— begin RECORDS SHOWN —
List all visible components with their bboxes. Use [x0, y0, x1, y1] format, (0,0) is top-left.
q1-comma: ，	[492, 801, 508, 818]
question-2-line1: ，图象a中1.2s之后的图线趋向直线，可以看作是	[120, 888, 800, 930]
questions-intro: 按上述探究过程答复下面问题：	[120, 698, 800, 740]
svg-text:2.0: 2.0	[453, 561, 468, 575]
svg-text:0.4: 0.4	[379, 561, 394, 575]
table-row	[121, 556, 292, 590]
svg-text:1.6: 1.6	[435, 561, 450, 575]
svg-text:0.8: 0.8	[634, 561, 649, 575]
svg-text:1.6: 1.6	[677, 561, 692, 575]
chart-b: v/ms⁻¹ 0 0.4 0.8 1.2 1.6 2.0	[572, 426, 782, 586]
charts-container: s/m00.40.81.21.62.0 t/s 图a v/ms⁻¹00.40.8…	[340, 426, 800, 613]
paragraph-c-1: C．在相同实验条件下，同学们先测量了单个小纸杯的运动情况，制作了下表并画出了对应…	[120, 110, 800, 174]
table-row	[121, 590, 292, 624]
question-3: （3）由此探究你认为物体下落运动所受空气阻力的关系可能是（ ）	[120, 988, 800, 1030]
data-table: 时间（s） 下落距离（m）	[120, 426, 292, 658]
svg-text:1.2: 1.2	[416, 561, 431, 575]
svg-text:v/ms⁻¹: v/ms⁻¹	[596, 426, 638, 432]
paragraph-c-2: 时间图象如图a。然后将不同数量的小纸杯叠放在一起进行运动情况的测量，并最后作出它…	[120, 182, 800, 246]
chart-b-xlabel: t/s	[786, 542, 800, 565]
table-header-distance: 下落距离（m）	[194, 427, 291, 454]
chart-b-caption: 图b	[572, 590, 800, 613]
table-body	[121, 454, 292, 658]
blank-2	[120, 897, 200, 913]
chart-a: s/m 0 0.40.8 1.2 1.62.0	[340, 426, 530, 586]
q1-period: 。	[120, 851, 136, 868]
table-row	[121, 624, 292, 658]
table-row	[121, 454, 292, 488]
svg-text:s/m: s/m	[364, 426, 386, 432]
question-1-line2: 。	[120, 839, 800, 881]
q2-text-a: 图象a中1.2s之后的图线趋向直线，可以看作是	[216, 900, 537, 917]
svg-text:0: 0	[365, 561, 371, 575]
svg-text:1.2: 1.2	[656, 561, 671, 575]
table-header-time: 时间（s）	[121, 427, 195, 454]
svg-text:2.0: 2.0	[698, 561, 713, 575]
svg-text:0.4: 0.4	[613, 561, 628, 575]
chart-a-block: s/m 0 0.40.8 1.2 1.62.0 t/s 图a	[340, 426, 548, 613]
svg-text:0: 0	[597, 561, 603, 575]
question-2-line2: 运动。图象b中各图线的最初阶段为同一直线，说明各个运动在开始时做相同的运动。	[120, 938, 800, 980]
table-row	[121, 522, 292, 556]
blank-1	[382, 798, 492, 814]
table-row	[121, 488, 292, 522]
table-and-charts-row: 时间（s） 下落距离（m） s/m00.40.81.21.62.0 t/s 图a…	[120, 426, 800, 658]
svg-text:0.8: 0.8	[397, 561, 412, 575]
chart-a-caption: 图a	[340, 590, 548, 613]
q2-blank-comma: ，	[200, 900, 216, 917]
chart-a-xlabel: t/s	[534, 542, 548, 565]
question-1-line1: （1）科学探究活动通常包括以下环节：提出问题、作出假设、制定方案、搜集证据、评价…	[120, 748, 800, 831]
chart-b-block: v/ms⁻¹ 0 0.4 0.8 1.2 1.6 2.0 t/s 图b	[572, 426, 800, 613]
— end RECORDS SHOWN —
→ WRITTEN INSTRUCTION: Copy each line of the material that contains the string "comma", matching case exactly.

→ RESULT:
q1-comma: ，	[492, 801, 508, 818]
q2-blank-comma: ，	[200, 900, 216, 917]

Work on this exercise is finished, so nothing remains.